[Data listing]
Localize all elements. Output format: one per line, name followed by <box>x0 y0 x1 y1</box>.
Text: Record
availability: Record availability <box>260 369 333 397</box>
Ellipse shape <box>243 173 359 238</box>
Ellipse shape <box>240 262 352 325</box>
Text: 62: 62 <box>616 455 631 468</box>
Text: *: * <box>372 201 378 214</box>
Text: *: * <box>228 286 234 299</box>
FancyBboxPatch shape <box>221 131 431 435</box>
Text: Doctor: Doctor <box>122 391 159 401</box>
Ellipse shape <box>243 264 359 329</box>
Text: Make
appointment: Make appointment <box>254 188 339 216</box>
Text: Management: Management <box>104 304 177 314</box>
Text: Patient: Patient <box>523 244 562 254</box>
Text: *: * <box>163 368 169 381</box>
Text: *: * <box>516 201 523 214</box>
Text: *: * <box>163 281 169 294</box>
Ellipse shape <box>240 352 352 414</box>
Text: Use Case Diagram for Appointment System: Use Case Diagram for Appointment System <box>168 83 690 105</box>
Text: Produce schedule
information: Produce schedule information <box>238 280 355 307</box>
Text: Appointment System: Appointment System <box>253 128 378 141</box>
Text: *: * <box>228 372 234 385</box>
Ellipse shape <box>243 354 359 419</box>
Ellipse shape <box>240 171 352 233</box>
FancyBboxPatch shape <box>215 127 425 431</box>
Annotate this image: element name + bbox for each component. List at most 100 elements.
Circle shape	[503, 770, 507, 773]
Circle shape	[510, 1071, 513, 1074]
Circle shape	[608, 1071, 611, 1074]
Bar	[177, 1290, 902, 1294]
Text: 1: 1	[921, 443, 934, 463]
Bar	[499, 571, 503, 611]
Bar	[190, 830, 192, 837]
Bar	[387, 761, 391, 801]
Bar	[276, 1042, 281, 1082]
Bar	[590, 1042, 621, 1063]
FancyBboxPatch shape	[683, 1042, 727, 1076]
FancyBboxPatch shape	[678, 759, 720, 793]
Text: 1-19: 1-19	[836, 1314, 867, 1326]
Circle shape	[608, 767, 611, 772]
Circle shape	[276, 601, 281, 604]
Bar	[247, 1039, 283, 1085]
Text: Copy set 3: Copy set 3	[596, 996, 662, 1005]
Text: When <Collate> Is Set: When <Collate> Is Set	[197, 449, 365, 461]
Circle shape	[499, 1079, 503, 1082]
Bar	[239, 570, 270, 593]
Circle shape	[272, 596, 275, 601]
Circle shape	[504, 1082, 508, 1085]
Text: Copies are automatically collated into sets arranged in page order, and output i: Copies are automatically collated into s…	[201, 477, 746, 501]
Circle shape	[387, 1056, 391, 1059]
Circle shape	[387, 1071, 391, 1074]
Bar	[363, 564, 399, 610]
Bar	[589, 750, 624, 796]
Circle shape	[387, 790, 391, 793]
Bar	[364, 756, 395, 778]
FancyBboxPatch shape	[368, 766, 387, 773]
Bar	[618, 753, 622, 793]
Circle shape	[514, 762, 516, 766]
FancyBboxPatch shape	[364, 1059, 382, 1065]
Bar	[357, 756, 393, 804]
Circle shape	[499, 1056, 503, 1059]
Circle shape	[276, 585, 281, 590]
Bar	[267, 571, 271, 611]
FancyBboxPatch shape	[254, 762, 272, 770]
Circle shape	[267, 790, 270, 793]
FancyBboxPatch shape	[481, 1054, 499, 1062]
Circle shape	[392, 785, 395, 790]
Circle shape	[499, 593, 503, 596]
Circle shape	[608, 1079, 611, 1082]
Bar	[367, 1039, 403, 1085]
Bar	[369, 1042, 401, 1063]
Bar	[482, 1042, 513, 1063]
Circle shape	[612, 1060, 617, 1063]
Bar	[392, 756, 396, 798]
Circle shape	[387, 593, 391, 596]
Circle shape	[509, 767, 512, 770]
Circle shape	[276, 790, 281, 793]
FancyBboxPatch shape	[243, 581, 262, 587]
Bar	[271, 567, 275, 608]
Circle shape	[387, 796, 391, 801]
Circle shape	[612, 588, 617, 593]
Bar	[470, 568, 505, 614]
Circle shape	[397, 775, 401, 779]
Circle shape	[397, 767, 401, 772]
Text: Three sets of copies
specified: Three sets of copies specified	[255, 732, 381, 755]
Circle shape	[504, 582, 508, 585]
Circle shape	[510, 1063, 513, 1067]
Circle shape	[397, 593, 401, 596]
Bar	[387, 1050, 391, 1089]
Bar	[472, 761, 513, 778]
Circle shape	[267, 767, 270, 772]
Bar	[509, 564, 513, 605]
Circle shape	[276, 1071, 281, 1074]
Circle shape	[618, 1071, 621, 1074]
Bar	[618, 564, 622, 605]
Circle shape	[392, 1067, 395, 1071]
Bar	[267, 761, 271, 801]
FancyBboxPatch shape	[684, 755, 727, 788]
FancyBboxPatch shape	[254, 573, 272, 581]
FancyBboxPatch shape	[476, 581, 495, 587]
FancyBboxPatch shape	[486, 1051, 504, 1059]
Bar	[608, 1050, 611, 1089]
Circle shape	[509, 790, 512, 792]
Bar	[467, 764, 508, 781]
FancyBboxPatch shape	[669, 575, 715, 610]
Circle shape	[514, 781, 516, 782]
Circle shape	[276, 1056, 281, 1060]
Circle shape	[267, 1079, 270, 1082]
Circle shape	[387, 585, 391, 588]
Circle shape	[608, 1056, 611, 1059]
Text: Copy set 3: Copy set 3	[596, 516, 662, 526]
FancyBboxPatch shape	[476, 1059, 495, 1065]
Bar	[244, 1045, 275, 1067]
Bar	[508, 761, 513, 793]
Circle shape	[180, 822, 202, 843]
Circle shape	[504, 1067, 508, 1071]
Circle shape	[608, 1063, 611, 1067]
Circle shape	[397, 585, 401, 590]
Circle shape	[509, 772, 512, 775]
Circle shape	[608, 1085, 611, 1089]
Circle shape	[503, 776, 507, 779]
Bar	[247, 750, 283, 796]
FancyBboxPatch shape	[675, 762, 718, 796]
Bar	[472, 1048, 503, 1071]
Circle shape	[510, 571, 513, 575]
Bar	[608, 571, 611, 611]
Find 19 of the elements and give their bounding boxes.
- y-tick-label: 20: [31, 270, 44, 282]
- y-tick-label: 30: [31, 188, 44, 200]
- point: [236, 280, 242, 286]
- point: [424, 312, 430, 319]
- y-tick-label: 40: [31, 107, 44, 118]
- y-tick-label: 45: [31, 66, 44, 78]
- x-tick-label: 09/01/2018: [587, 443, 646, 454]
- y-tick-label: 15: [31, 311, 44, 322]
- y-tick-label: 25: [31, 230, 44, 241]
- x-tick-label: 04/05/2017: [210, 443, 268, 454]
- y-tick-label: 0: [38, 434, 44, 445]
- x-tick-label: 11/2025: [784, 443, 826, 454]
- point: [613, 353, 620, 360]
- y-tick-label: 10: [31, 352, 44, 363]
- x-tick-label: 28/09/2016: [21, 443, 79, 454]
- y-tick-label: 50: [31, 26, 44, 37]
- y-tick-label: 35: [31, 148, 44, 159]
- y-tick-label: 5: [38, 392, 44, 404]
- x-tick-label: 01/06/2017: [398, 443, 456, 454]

§ **Written instruction**: Copy out the lines above in full, substituting "Oval shape" for every occurrence of "Ellipse shape" and keeping everything else the same.

§ **Final result**:
Localize all elements. Output format: one per line, name followed by <box>x0 y0 x1 y1</box>.
Text: Record
availability: Record availability <box>260 369 333 397</box>
Oval shape <box>243 173 359 238</box>
Oval shape <box>240 262 352 325</box>
Text: 62: 62 <box>616 455 631 468</box>
Text: *: * <box>372 201 378 214</box>
Text: *: * <box>228 286 234 299</box>
FancyBboxPatch shape <box>221 131 431 435</box>
Text: Doctor: Doctor <box>122 391 159 401</box>
Oval shape <box>243 264 359 329</box>
Text: Make
appointment: Make appointment <box>254 188 339 216</box>
Text: Management: Management <box>104 304 177 314</box>
Text: Patient: Patient <box>523 244 562 254</box>
Text: *: * <box>163 368 169 381</box>
Text: *: * <box>516 201 523 214</box>
Text: *: * <box>163 281 169 294</box>
Oval shape <box>240 352 352 414</box>
Text: Use Case Diagram for Appointment System: Use Case Diagram for Appointment System <box>168 83 690 105</box>
Text: Produce schedule
information: Produce schedule information <box>238 280 355 307</box>
Text: Appointment System: Appointment System <box>253 128 378 141</box>
Text: *: * <box>228 372 234 385</box>
Oval shape <box>243 354 359 419</box>
Oval shape <box>240 171 352 233</box>
FancyBboxPatch shape <box>215 127 425 431</box>
Annotate this image: element name + bbox for each component. List at most 100 elements.
Circle shape	[503, 770, 507, 773]
Circle shape	[510, 1071, 513, 1074]
Circle shape	[608, 1071, 611, 1074]
Bar	[177, 1290, 902, 1294]
Text: 1: 1	[921, 443, 934, 463]
Bar	[499, 571, 503, 611]
Bar	[190, 830, 192, 837]
Bar	[387, 761, 391, 801]
Bar	[276, 1042, 281, 1082]
Bar	[590, 1042, 621, 1063]
FancyBboxPatch shape	[683, 1042, 727, 1076]
FancyBboxPatch shape	[678, 759, 720, 793]
Text: 1-19: 1-19	[836, 1314, 867, 1326]
Circle shape	[608, 767, 611, 772]
Circle shape	[276, 601, 281, 604]
Bar	[247, 1039, 283, 1085]
Text: Copy set 3: Copy set 3	[596, 996, 662, 1005]
Text: When <Collate> Is Set: When <Collate> Is Set	[197, 449, 365, 461]
Circle shape	[499, 1079, 503, 1082]
Bar	[239, 570, 270, 593]
Circle shape	[272, 596, 275, 601]
Circle shape	[504, 1082, 508, 1085]
Text: Copies are automatically collated into sets arranged in page order, and output i: Copies are automatically collated into s…	[201, 477, 746, 501]
Circle shape	[387, 1056, 391, 1059]
Circle shape	[387, 1071, 391, 1074]
Bar	[363, 564, 399, 610]
Bar	[589, 750, 624, 796]
Circle shape	[387, 790, 391, 793]
Bar	[364, 756, 395, 778]
FancyBboxPatch shape	[368, 766, 387, 773]
Bar	[618, 753, 622, 793]
Circle shape	[514, 762, 516, 766]
FancyBboxPatch shape	[364, 1059, 382, 1065]
Bar	[357, 756, 393, 804]
Circle shape	[499, 1056, 503, 1059]
Circle shape	[276, 585, 281, 590]
Bar	[267, 571, 271, 611]
FancyBboxPatch shape	[254, 762, 272, 770]
Circle shape	[267, 790, 270, 793]
FancyBboxPatch shape	[481, 1054, 499, 1062]
Circle shape	[392, 785, 395, 790]
Circle shape	[499, 593, 503, 596]
Circle shape	[608, 1079, 611, 1082]
Bar	[367, 1039, 403, 1085]
Bar	[369, 1042, 401, 1063]
Bar	[482, 1042, 513, 1063]
Circle shape	[612, 1060, 617, 1063]
Bar	[392, 756, 396, 798]
Circle shape	[387, 593, 391, 596]
Circle shape	[509, 767, 512, 770]
Circle shape	[276, 790, 281, 793]
FancyBboxPatch shape	[243, 581, 262, 587]
Bar	[271, 567, 275, 608]
Circle shape	[387, 796, 391, 801]
Circle shape	[612, 588, 617, 593]
Bar	[470, 568, 505, 614]
Circle shape	[397, 775, 401, 779]
Circle shape	[397, 767, 401, 772]
Text: Three sets of copies
specified: Three sets of copies specified	[255, 732, 381, 755]
Circle shape	[504, 582, 508, 585]
Circle shape	[510, 1063, 513, 1067]
Circle shape	[397, 593, 401, 596]
Bar	[387, 1050, 391, 1089]
Bar	[472, 761, 513, 778]
Circle shape	[267, 767, 270, 772]
Bar	[509, 564, 513, 605]
Circle shape	[276, 1071, 281, 1074]
Circle shape	[618, 1071, 621, 1074]
Bar	[618, 564, 622, 605]
Circle shape	[392, 1067, 395, 1071]
Bar	[267, 761, 271, 801]
FancyBboxPatch shape	[684, 755, 727, 788]
FancyBboxPatch shape	[254, 573, 272, 581]
FancyBboxPatch shape	[476, 581, 495, 587]
FancyBboxPatch shape	[486, 1051, 504, 1059]
Bar	[608, 1050, 611, 1089]
Circle shape	[509, 790, 512, 792]
Bar	[467, 764, 508, 781]
FancyBboxPatch shape	[669, 575, 715, 610]
Circle shape	[514, 781, 516, 782]
Circle shape	[276, 1056, 281, 1060]
Circle shape	[267, 1079, 270, 1082]
Circle shape	[387, 585, 391, 588]
Circle shape	[608, 1056, 611, 1059]
Text: Copy set 3: Copy set 3	[596, 516, 662, 526]
FancyBboxPatch shape	[476, 1059, 495, 1065]
Bar	[244, 1045, 275, 1067]
Bar	[508, 761, 513, 793]
Circle shape	[180, 822, 202, 843]
Circle shape	[504, 1067, 508, 1071]
Circle shape	[608, 1063, 611, 1067]
Circle shape	[397, 585, 401, 590]
Circle shape	[509, 772, 512, 775]
Circle shape	[608, 1085, 611, 1089]
Circle shape	[503, 776, 507, 779]
Bar	[247, 750, 283, 796]
FancyBboxPatch shape	[675, 762, 718, 796]
Bar	[472, 1048, 503, 1071]
Circle shape	[510, 571, 513, 575]
Bar	[608, 571, 611, 611]
Find 19 of the elements and give their bounding boxes.
- y-tick-label: 20: [31, 270, 44, 282]
- y-tick-label: 30: [31, 188, 44, 200]
- point: [236, 280, 242, 286]
- point: [424, 312, 430, 319]
- y-tick-label: 40: [31, 107, 44, 118]
- y-tick-label: 45: [31, 66, 44, 78]
- x-tick-label: 09/01/2018: [587, 443, 646, 454]
- y-tick-label: 15: [31, 311, 44, 322]
- y-tick-label: 25: [31, 230, 44, 241]
- x-tick-label: 04/05/2017: [210, 443, 268, 454]
- y-tick-label: 0: [38, 434, 44, 445]
- x-tick-label: 11/2025: [784, 443, 826, 454]
- point: [613, 353, 620, 360]
- y-tick-label: 10: [31, 352, 44, 363]
- x-tick-label: 28/09/2016: [21, 443, 79, 454]
- y-tick-label: 50: [31, 26, 44, 37]
- y-tick-label: 35: [31, 148, 44, 159]
- y-tick-label: 5: [38, 392, 44, 404]
- x-tick-label: 01/06/2017: [398, 443, 456, 454]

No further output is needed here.